DATA EXTRACTS ->
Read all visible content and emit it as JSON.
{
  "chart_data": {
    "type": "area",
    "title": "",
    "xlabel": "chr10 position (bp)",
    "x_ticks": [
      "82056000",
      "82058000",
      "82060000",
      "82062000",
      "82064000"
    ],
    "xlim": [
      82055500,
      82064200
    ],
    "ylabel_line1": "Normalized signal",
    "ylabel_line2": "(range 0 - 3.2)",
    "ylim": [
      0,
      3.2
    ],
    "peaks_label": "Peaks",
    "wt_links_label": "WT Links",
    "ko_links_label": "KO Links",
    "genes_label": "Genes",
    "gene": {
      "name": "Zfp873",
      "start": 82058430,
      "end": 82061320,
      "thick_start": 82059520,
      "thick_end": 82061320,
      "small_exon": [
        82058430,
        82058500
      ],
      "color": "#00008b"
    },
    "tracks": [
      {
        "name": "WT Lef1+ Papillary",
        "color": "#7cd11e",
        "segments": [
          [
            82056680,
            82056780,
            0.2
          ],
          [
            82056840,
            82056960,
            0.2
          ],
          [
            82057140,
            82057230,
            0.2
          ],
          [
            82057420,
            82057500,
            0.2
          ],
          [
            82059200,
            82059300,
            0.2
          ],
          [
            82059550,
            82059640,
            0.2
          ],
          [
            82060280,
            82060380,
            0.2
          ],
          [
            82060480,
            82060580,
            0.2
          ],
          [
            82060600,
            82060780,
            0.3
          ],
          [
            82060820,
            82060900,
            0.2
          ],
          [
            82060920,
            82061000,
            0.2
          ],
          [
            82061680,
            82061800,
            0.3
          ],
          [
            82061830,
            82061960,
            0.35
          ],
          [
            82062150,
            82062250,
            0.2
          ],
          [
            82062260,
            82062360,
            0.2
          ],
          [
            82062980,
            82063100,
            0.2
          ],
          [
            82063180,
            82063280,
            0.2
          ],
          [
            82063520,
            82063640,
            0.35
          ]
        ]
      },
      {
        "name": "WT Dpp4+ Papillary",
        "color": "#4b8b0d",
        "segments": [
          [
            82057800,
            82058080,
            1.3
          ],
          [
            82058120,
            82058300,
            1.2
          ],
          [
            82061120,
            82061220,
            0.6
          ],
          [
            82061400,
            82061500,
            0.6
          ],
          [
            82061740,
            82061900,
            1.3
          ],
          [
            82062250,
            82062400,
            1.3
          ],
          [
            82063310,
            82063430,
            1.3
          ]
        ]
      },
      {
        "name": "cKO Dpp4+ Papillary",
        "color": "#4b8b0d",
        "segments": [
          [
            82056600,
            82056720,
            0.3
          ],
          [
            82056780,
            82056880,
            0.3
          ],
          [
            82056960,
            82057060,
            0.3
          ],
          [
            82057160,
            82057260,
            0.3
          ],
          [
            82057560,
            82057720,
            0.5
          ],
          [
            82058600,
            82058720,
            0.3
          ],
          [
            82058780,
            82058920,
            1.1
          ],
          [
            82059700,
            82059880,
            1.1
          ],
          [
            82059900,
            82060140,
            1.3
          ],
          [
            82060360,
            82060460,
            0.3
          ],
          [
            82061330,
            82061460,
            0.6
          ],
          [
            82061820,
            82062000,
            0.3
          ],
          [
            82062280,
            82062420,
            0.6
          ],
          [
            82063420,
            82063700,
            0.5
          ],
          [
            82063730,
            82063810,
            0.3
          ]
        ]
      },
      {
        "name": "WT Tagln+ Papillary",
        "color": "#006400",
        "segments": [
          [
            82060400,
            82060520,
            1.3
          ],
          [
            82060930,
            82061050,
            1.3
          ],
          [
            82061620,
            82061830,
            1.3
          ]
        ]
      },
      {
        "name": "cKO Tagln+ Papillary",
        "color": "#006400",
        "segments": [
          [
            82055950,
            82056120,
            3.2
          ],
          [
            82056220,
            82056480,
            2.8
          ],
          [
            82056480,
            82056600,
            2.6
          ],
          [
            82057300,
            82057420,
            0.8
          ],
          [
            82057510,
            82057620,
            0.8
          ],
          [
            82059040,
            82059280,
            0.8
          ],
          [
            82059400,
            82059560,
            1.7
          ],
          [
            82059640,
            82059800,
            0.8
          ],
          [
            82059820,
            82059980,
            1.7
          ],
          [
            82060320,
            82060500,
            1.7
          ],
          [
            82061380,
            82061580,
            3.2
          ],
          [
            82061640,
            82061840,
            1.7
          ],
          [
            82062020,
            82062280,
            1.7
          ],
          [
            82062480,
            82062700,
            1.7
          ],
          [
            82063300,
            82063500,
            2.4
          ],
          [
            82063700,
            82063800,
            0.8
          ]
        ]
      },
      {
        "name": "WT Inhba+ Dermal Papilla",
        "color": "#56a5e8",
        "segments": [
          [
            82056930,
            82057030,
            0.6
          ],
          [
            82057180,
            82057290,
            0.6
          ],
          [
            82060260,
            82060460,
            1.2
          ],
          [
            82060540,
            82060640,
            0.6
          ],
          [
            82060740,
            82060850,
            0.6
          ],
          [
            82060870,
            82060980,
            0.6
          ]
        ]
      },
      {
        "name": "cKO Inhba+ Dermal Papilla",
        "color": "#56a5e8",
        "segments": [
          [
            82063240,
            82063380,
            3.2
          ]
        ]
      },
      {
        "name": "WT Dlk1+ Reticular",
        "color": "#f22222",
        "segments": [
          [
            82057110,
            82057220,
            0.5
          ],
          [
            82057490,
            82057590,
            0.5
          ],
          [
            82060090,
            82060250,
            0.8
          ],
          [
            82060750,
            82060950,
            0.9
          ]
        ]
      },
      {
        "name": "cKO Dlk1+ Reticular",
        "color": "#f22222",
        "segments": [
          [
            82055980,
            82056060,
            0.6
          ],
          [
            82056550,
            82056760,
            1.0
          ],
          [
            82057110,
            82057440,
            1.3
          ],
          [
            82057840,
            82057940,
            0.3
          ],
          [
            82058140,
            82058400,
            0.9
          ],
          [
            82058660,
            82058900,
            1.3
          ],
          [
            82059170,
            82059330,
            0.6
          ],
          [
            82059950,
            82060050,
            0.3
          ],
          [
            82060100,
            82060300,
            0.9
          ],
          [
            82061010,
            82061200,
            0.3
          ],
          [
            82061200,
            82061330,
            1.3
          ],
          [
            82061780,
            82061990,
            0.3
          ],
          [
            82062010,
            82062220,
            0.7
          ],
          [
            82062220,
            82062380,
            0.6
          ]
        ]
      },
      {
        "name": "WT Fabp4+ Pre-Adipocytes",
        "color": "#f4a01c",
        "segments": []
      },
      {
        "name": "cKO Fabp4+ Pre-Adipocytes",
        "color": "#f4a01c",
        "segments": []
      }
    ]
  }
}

WHAT YOU NEED TO DO -> The answer must be every line of the records that contains the word "Papillary".

REPLY ->
        "name": "WT Lef1+ Papillary",
        "name": "WT Dpp4+ Papillary",
        "name": "cKO Dpp4+ Papillary",
        "name": "WT Tagln+ Papillary",
        "name": "cKO Tagln+ Papillary",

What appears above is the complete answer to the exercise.